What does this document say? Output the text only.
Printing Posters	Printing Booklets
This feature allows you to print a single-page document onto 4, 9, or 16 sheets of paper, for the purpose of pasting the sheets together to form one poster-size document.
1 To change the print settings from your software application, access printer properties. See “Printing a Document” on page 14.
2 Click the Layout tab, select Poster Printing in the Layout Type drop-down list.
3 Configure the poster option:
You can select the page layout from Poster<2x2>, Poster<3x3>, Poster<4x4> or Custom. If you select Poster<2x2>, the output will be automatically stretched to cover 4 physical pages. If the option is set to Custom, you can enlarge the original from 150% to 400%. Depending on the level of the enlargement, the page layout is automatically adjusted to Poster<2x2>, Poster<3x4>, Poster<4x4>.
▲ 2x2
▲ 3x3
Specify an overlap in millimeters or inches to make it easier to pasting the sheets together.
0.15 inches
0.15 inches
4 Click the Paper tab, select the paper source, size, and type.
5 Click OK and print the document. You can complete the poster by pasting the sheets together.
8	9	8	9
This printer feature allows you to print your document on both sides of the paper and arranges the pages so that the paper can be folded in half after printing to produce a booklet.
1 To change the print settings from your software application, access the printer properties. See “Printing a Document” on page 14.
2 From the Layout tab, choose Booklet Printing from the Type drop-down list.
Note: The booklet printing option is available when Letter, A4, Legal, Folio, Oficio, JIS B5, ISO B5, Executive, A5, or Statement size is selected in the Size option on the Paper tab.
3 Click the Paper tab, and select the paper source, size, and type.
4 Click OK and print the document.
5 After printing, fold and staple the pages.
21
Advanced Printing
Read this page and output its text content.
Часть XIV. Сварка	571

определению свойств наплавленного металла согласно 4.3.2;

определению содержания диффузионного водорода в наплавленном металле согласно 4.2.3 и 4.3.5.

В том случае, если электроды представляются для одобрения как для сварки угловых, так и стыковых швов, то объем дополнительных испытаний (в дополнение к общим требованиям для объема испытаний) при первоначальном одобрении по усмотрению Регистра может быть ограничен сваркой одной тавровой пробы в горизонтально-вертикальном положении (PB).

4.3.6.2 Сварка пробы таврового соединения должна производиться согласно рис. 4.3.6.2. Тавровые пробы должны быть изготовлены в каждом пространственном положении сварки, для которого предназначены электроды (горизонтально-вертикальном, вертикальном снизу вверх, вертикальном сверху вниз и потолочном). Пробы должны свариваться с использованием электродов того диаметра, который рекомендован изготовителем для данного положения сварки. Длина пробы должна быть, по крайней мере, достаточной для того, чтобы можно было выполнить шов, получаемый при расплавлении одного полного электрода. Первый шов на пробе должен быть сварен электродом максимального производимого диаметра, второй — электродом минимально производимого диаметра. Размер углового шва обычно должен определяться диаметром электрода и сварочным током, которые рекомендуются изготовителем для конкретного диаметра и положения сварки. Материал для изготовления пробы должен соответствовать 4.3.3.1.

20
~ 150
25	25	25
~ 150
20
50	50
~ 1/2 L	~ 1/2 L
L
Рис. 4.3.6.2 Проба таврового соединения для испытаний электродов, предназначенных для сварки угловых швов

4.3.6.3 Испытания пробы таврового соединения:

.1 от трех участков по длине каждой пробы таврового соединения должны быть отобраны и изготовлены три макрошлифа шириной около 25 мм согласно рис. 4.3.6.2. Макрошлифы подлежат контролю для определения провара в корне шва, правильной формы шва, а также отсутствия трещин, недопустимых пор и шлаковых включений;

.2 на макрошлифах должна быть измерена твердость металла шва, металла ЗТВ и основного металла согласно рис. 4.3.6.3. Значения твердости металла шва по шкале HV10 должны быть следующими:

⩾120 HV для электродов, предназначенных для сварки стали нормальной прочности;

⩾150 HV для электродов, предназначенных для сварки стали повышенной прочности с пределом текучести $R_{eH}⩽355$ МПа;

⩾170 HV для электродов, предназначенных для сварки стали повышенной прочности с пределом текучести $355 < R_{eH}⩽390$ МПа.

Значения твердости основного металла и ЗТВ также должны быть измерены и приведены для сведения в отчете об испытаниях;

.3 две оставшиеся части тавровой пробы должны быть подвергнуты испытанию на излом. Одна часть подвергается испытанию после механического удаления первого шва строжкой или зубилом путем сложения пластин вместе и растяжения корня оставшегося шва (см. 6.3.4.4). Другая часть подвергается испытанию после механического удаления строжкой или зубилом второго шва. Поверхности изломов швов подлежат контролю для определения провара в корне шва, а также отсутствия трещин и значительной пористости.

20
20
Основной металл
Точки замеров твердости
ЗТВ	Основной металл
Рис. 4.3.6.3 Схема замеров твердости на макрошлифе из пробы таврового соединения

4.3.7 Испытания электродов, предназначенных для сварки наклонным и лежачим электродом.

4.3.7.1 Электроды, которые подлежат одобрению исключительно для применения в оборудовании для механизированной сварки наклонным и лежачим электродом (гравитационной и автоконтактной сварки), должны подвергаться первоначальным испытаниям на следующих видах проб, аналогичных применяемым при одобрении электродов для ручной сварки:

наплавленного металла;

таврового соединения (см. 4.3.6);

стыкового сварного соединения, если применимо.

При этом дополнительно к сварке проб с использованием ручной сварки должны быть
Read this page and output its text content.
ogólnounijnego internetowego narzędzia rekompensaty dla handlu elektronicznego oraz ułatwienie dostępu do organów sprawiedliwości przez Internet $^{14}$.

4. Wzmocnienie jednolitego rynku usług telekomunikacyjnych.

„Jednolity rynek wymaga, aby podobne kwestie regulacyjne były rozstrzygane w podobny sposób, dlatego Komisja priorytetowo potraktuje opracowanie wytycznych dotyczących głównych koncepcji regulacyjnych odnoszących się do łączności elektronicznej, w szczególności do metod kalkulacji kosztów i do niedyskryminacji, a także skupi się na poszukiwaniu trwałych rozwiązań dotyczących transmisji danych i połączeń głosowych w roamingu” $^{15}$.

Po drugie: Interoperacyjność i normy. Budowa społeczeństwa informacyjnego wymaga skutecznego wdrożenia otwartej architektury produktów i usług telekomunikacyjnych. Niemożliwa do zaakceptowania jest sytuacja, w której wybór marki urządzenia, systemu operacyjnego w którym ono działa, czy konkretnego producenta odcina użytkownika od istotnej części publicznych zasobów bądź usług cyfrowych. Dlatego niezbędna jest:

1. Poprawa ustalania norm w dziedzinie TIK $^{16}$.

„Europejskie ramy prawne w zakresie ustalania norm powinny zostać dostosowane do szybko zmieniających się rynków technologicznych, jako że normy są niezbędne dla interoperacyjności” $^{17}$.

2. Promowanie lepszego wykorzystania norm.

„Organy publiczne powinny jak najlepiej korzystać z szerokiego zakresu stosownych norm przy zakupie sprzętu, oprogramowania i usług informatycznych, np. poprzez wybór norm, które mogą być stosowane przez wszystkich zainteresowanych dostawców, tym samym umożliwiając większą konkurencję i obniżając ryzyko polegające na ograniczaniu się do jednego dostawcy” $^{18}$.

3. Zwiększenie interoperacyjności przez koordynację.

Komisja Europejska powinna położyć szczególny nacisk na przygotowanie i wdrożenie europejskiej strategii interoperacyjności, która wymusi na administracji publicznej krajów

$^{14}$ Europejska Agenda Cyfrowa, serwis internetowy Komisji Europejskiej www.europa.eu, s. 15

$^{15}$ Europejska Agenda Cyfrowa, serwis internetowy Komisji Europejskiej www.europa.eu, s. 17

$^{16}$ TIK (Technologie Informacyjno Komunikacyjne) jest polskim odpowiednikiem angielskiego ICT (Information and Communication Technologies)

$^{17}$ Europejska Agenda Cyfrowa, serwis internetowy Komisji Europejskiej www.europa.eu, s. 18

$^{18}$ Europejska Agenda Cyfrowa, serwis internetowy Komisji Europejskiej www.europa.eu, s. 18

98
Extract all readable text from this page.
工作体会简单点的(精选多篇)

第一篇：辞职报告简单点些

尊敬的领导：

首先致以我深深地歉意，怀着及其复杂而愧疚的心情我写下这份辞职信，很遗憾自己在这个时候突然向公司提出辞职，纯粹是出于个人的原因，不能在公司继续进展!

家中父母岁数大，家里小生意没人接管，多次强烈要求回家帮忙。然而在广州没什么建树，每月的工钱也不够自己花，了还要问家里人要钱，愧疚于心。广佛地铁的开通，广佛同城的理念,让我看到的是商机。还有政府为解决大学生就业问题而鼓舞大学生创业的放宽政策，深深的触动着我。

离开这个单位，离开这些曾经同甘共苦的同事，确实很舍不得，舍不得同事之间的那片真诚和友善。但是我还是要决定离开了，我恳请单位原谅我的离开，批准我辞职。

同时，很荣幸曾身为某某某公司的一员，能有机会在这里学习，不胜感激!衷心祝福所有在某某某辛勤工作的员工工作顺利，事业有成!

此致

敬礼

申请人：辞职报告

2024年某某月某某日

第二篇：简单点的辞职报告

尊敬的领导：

◆ **WHAT IS ASKED**
Reproduce each line of the entries in which the word "feature" is found.

◆ **EXERCISE RESULT**
This feature allows you to print a single-page document onto 4, 9, or 16 sheets of paper, for the purpose of pasting the sheets together to form one poster-size document.
This printer feature allows you to print your document on both sides of the paper and arranges the pages so that the paper can be folded in half after printing to produce a booklet.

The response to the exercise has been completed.